EXERCISE:
Print each of the entries exactly, leaving nothing out.

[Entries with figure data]
* * * * *

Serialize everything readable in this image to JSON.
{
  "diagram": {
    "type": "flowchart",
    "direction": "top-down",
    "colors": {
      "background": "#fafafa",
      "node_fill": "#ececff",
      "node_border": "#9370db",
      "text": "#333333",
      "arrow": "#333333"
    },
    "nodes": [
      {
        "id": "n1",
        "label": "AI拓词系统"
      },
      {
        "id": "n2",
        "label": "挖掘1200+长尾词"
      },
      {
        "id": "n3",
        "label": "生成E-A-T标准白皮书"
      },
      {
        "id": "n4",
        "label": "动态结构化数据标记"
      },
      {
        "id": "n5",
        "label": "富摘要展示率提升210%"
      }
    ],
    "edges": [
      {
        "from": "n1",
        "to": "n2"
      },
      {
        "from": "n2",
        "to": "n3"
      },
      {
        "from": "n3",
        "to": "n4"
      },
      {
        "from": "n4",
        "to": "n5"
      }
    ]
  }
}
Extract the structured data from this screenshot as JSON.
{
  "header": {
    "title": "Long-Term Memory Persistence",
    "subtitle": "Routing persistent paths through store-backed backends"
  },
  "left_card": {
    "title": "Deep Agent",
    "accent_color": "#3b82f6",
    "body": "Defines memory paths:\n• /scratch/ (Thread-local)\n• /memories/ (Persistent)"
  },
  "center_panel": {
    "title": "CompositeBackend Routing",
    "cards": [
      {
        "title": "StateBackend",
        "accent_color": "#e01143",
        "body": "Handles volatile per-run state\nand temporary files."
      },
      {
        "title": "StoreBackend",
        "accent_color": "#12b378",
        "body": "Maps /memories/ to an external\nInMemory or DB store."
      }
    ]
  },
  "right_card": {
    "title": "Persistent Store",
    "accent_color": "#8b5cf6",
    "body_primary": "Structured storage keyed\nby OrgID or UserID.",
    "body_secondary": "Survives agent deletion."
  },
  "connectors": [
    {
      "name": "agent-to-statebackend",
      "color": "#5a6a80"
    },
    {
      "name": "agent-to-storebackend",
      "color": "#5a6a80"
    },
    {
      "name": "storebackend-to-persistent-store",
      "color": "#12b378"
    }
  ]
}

* * * * *

PROBLEM SOLUTION:
Serialize everything readable in this image to JSON.
{
  "diagram": {
    "type": "flowchart",
    "direction": "top-down",
    "colors": {
      "background": "#fafafa",
      "node_fill": "#ececff",
      "node_border": "#9370db",
      "text": "#333333",
      "arrow": "#333333"
    },
    "nodes": [
      {
        "id": "n1",
        "label": "AI拓词系统"
      },
      {
        "id": "n2",
        "label": "挖掘1200+长尾词"
      },
      {
        "id": "n3",
        "label": "生成E-A-T标准白皮书"
      },
      {
        "id": "n4",
        "label": "动态结构化数据标记"
      },
      {
        "id": "n5",
        "label": "富摘要展示率提升210%"
      }
    ],
    "edges": [
      {
        "from": "n1",
        "to": "n2"
      },
      {
        "from": "n2",
        "to": "n3"
      },
      {
        "from": "n3",
        "to": "n4"
      },
      {
        "from": "n4",
        "to": "n5"
      }
    ]
  }
}
Extract the structured data from this screenshot as JSON.
{
  "header": {
    "title": "Long-Term Memory Persistence",
    "subtitle": "Routing persistent paths through store-backed backends"
  },
  "left_card": {
    "title": "Deep Agent",
    "accent_color": "#3b82f6",
    "body": "Defines memory paths:\n• /scratch/ (Thread-local)\n• /memories/ (Persistent)"
  },
  "center_panel": {
    "title": "CompositeBackend Routing",
    "cards": [
      {
        "title": "StateBackend",
        "accent_color": "#e01143",
        "body": "Handles volatile per-run state\nand temporary files."
      },
      {
        "title": "StoreBackend",
        "accent_color": "#12b378",
        "body": "Maps /memories/ to an external\nInMemory or DB store."
      }
    ]
  },
  "right_card": {
    "title": "Persistent Store",
    "accent_color": "#8b5cf6",
    "body_primary": "Structured storage keyed\nby OrgID or UserID.",
    "body_secondary": "Survives agent deletion."
  },
  "connectors": [
    {
      "name": "agent-to-statebackend",
      "color": "#5a6a80"
    },
    {
      "name": "agent-to-storebackend",
      "color": "#5a6a80"
    },
    {
      "name": "storebackend-to-persistent-store",
      "color": "#12b378"
    }
  ]
}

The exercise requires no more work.